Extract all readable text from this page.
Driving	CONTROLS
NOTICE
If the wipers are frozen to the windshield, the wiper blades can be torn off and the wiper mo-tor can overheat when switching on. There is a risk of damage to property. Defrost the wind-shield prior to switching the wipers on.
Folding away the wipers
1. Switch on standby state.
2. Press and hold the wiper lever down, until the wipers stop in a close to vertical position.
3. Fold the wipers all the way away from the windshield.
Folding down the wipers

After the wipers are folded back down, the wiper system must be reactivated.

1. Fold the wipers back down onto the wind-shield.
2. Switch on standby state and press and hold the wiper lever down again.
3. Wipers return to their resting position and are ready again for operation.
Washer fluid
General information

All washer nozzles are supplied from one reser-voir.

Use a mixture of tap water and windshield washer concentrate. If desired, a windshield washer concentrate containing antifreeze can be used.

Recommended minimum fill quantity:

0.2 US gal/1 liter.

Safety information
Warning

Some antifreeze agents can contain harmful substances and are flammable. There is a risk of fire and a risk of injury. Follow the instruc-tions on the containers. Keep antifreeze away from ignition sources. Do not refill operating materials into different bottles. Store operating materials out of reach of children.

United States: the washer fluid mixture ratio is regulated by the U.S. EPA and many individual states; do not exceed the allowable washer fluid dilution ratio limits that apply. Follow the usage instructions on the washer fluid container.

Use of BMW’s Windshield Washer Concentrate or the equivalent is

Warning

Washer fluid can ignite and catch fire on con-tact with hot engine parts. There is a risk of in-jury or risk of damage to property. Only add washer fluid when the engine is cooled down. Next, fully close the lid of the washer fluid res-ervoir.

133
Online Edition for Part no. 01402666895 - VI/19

☆ ☆ ☆ ☆ ☆ ☆ ☆

◆ WRITTEN TASK
Extract the data in full. Keep it word for word.

◆ SOLVED PROBLEM
Extract all readable text from this page.
Driving	CONTROLS
NOTICE
If the wipers are frozen to the windshield, the wiper blades can be torn off and the wiper mo-tor can overheat when switching on. There is a risk of damage to property. Defrost the wind-shield prior to switching the wipers on.
Folding away the wipers
1. Switch on standby state.
2. Press and hold the wiper lever down, until the wipers stop in a close to vertical position.
3. Fold the wipers all the way away from the windshield.
Folding down the wipers

After the wipers are folded back down, the wiper system must be reactivated.

1. Fold the wipers back down onto the wind-shield.
2. Switch on standby state and press and hold the wiper lever down again.
3. Wipers return to their resting position and are ready again for operation.
Washer fluid
General information

All washer nozzles are supplied from one reser-voir.

Use a mixture of tap water and windshield washer concentrate. If desired, a windshield washer concentrate containing antifreeze can be used.

Recommended minimum fill quantity:

0.2 US gal/1 liter.

Safety information
Warning

Some antifreeze agents can contain harmful substances and are flammable. There is a risk of fire and a risk of injury. Follow the instruc-tions on the containers. Keep antifreeze away from ignition sources. Do not refill operating materials into different bottles. Store operating materials out of reach of children.

United States: the washer fluid mixture ratio is regulated by the U.S. EPA and many individual states; do not exceed the allowable washer fluid dilution ratio limits that apply. Follow the usage instructions on the washer fluid container.

Use of BMW’s Windshield Washer Concentrate or the equivalent is

Warning

Washer fluid can ignite and catch fire on con-tact with hot engine parts. There is a risk of in-jury or risk of damage to property. Only add washer fluid when the engine is cooled down. Next, fully close the lid of the washer fluid res-ervoir.

133
Online Edition for Part no. 01402666895 - VI/19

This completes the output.